(Data records)

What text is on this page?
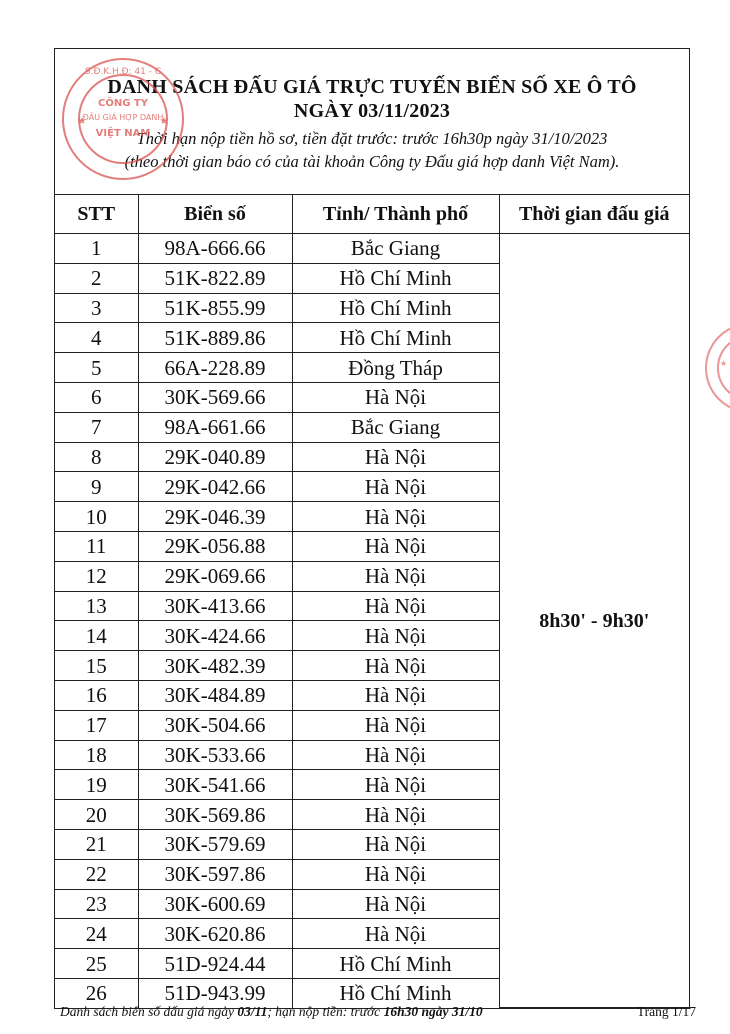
DANH SÁCH ĐẤU GIÁ TRỰC TUYẾN BIỂN SỐ XE Ô TÔ
NGÀY 03/11/2023
Thời hạn nộp tiền hồ sơ, tiền đặt trước: trước 16h30p ngày 31/10/2023
(theo thời gian báo có của tài khoản Công ty Đấu giá hợp danh Việt Nam).
STT	Biển số	Tỉnh/ Thành phố	Thời gian đấu giá
1	98A-666.66	Bắc Giang	8h30' - 9h30'
2	51K-822.89	Hồ Chí Minh	
3	51K-855.99	Hồ Chí Minh	
4	51K-889.86	Hồ Chí Minh	
5	66A-228.89	Đồng Tháp	
6	30K-569.66	Hà Nội	
7	98A-661.66	Bắc Giang	
8	29K-040.89	Hà Nội	
9	29K-042.66	Hà Nội	
10	29K-046.39	Hà Nội	
11	29K-056.88	Hà Nội	
12	29K-069.66	Hà Nội	
13	30K-413.66	Hà Nội	
14	30K-424.66	Hà Nội	
15	30K-482.39	Hà Nội	
16	30K-484.89	Hà Nội	
17	30K-504.66	Hà Nội	
18	30K-533.66	Hà Nội	
19	30K-541.66	Hà Nội	
20	30K-569.86	Hà Nội	
21	30K-579.69	Hà Nội	
22	30K-597.86	Hà Nội	
23	30K-600.69	Hà Nội	
24	30K-620.86	Hà Nội	
25	51D-924.44	Hồ Chí Minh	
26	51D-943.99	Hồ Chí Minh	
S.Đ.K.H.Đ: 41 - C
CÔNG TY
ĐẤU GIÁ HỢP DANH
VIỆT NAM
★	★
★
Danh sách biển số đấu giá ngày 03/11; hạn nộp tiền: trước 16h30 ngày 31/10	Trang 1/17
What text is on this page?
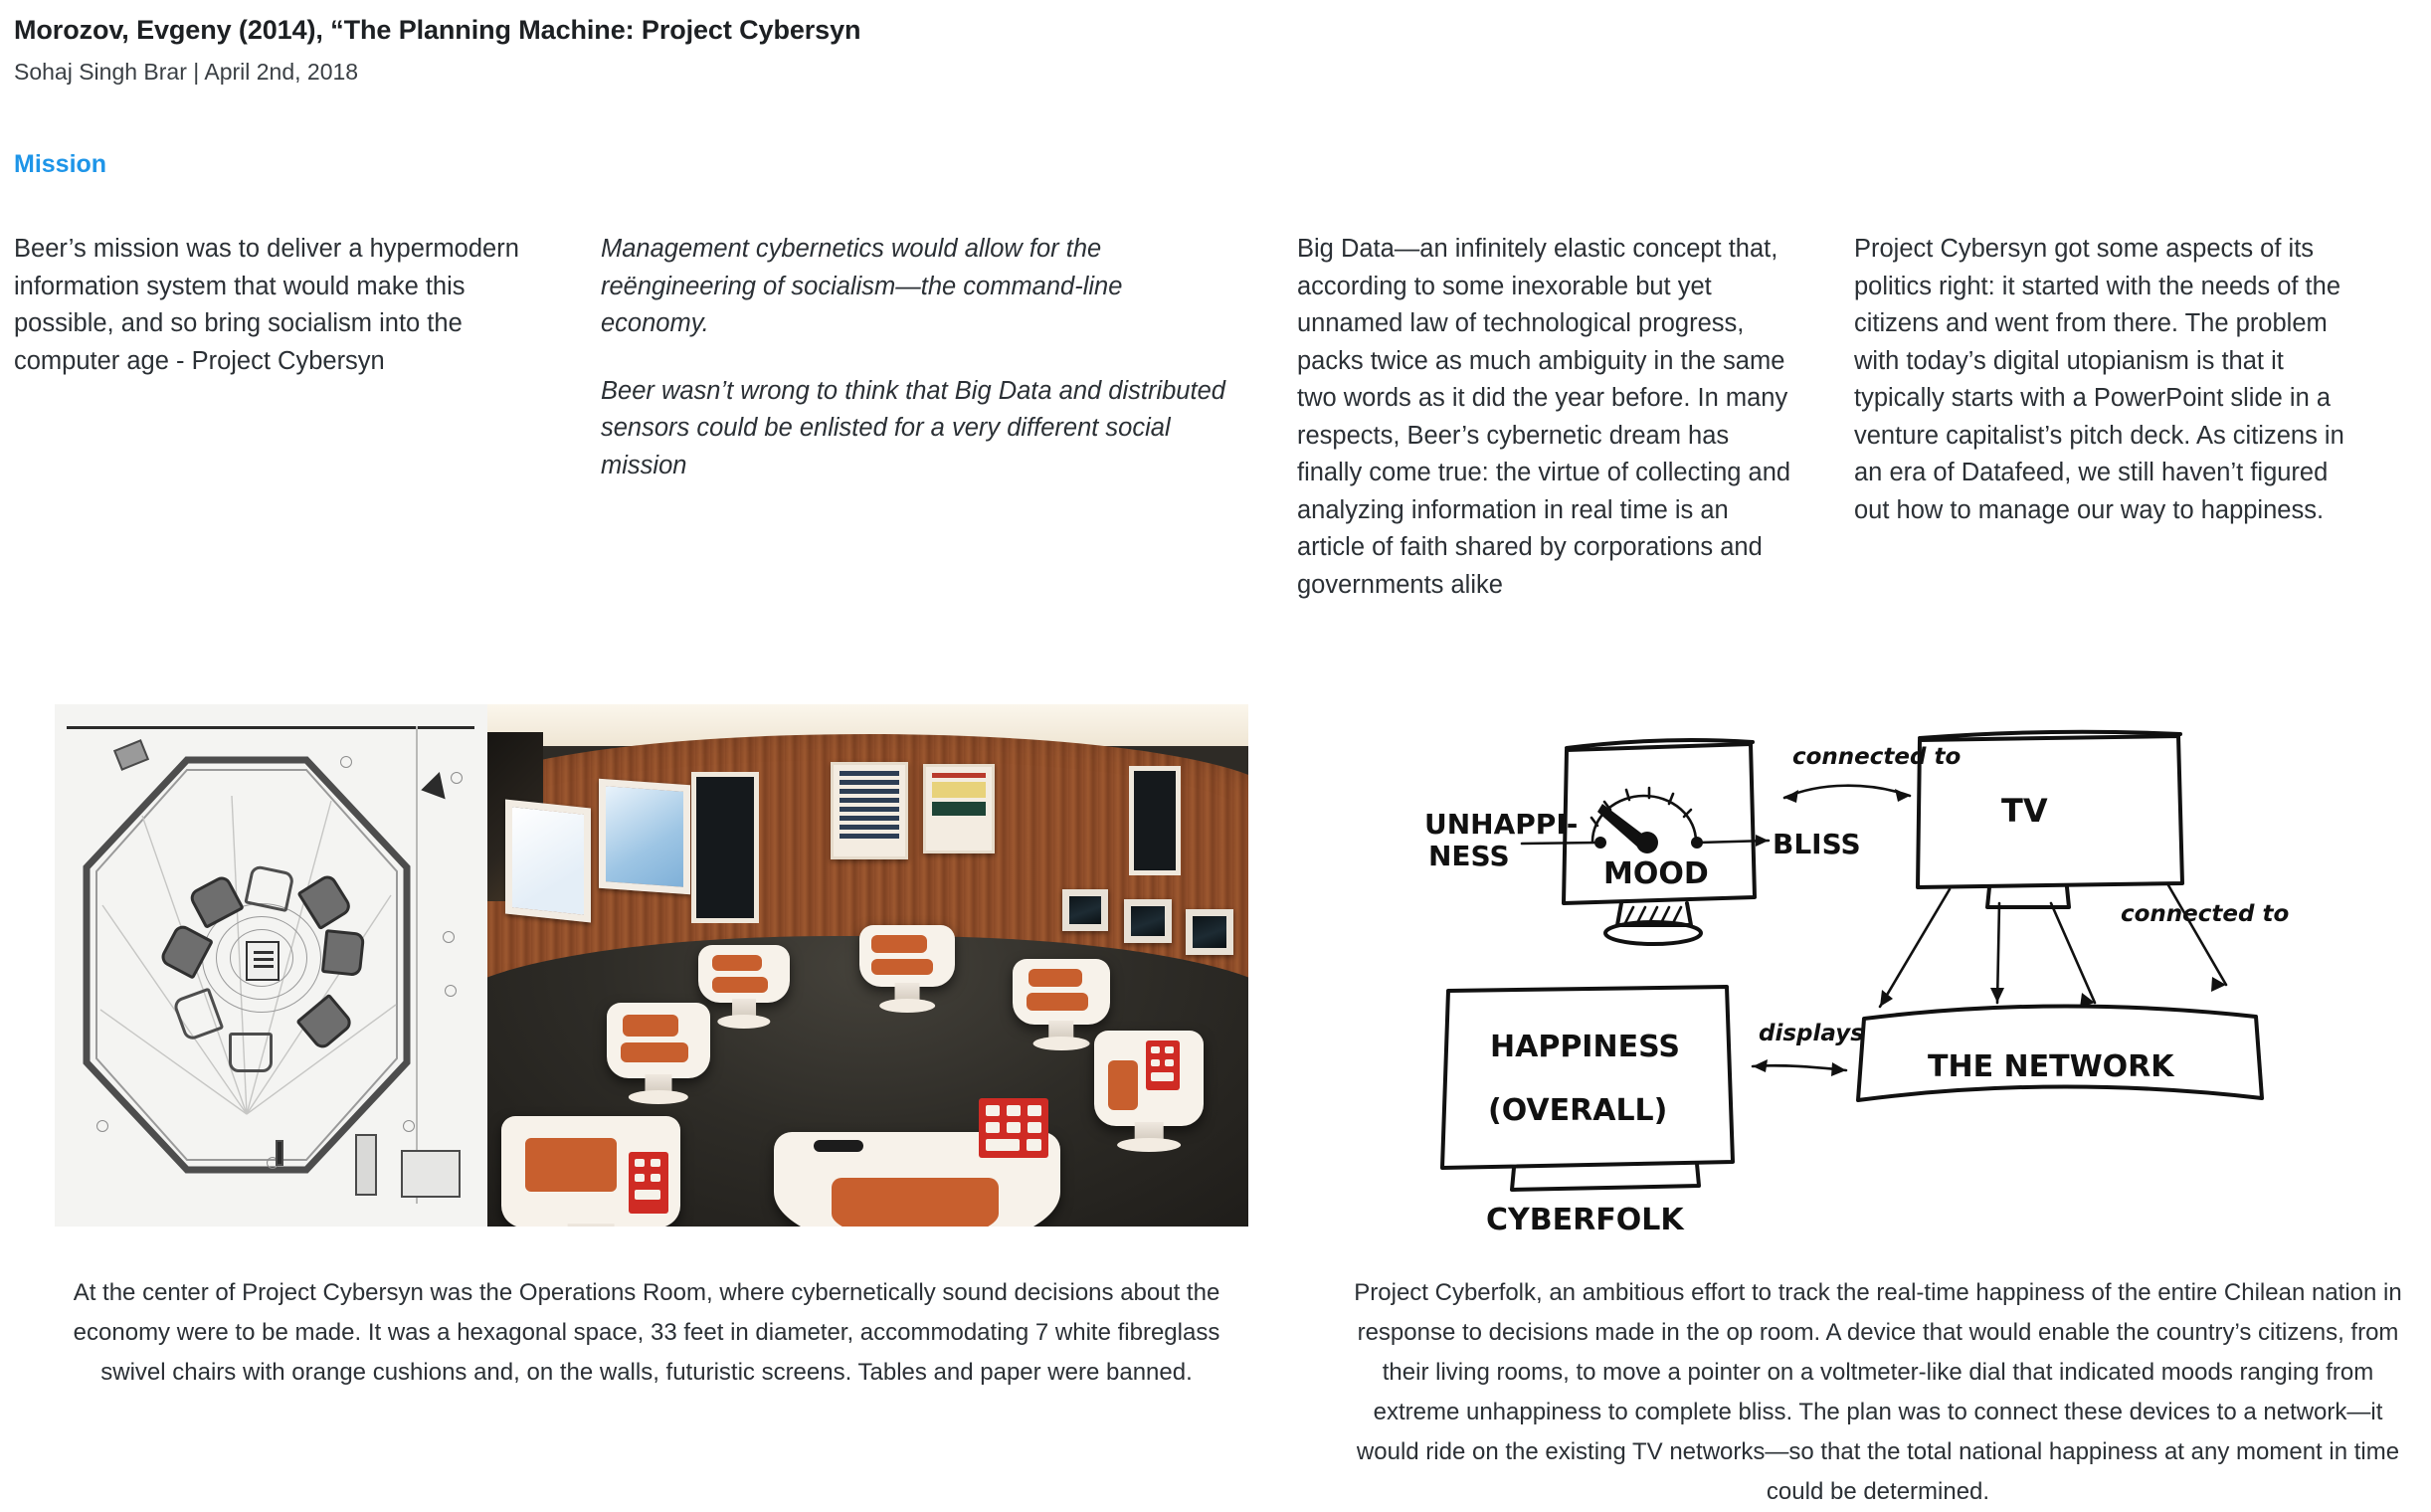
Morozov, Evgeny (2014), “The Planning Machine: Project Cybersyn
Sohaj Singh Brar | April 2nd, 2018
Mission

Beer’s mission was to deliver a hypermodern information system that would make this possible, and so bring socialism into the computer age - Project Cybersyn

Management cybernetics would allow for the reëngineering of socialism—the command-line economy.

Beer wasn’t wrong to think that Big Data and distributed sensors could be enlisted for a very different social mission

Big Data—an infinitely elastic concept that, according to some inexorable but yet unnamed law of technological progress, packs twice as much ambiguity in the same two words as it did the year before. In many respects, Beer’s cybernetic dream has finally come true: the virtue of collecting and analyzing information in real time is an article of faith shared by corporations and governments alike

Project Cybersyn got some aspects of its politics right: it started with the needs of the citizens and went from there. The problem with today’s digital utopianism is that it typically starts with a PowerPoint slide in a venture capitalist’s pitch deck. As citizens in an era of Datafeed, we still haven’t figured out how to manage our way to happiness.

MOOD
UNHAPPI-
NESS	BLISS
connected to
TV
connected to
THE NETWORK
displays
HAPPINESS
(OVERALL)
CYBERFOLK
At the center of Project Cybersyn was the Operations Room, where cybernetically sound decisions about the economy were to be made. It was a hexagonal space, 33 feet in diameter, accommodating 7 white fibreglass swivel chairs with orange cushions and, on the walls, futuristic screens. Tables and paper were banned.
Project Cyberfolk, an ambitious effort to track the real-time happiness of the entire Chilean nation in response to decisions made in the op room. A device that would enable the country’s citizens, from their living rooms, to move a pointer on a voltmeter-like dial that indicated moods ranging from extreme unhappiness to complete bliss. The plan was to connect these devices to a network—it would ride on the existing TV networks—so that the total national happiness at any moment in time could be determined.
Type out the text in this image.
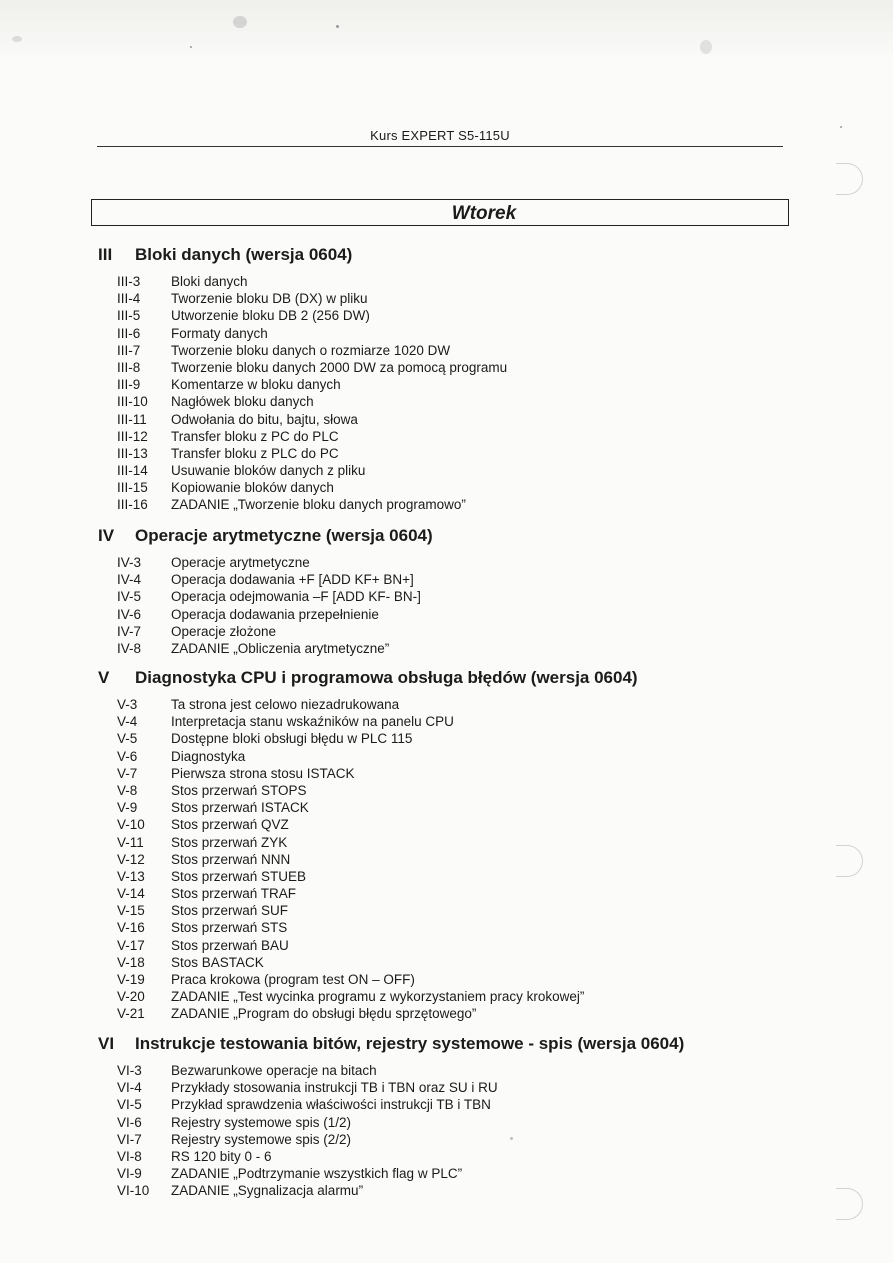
Kurs EXPERT S5-115U
Wtorek
III Bloki danych (wersja 0604)
III-3 Bloki danych
III-4 Tworzenie bloku DB (DX) w pliku
III-5 Utworzenie bloku DB 2 (256 DW)
III-6 Formaty danych
III-7 Tworzenie bloku danych o rozmiarze 1020 DW
III-8 Tworzenie bloku danych 2000 DW za pomocą programu
III-9 Komentarze w bloku danych
III-10 Nagłówek bloku danych
III-11 Odwołania do bitu, bajtu, słowa
III-12 Transfer bloku z PC do PLC
III-13 Transfer bloku z PLC do PC
III-14 Usuwanie bloków danych z pliku
III-15 Kopiowanie bloków danych
III-16 ZADANIE „Tworzenie bloku danych programowo”
IV Operacje arytmetyczne (wersja 0604)
IV-3 Operacje arytmetyczne
IV-4 Operacja dodawania +F [ADD KF+ BN+]
IV-5 Operacja odejmowania –F [ADD KF- BN-]
IV-6 Operacja dodawania przepełnienie
IV-7 Operacje złożone
IV-8 ZADANIE „Obliczenia arytmetyczne”
V Diagnostyka CPU i programowa obsługa błędów (wersja 0604)
V-3 Ta strona jest celowo niezadrukowana
V-4 Interpretacja stanu wskaźników na panelu CPU
V-5 Dostępne bloki obsługi błędu w PLC 115
V-6 Diagnostyka
V-7 Pierwsza strona stosu ISTACK
V-8 Stos przerwań STOPS
V-9 Stos przerwań ISTACK
V-10 Stos przerwań QVZ
V-11 Stos przerwań ZYK
V-12 Stos przerwań NNN
V-13 Stos przerwań STUEB
V-14 Stos przerwań TRAF
V-15 Stos przerwań SUF
V-16 Stos przerwań STS
V-17 Stos przerwań BAU
V-18 Stos BASTACK
V-19 Praca krokowa (program test ON – OFF)
V-20 ZADANIE „Test wycinka programu z wykorzystaniem pracy krokowej”
V-21 ZADANIE „Program do obsługi błędu sprzętowego”
VI Instrukcje testowania bitów, rejestry systemowe - spis (wersja 0604)
VI-3 Bezwarunkowe operacje na bitach
VI-4 Przykłady stosowania instrukcji TB i TBN oraz SU i RU
VI-5 Przykład sprawdzenia właściwości instrukcji TB i TBN
VI-6 Rejestry systemowe spis (1/2)
VI-7 Rejestry systemowe spis (2/2)
VI-8 RS 120 bity 0 - 6
VI-9 ZADANIE „Podtrzymanie wszystkich flag w PLC”
VI-10 ZADANIE „Sygnalizacja alarmu”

- Your objective
State how many lines in the records above contain the word "information", giving only the number.

- Task solution
2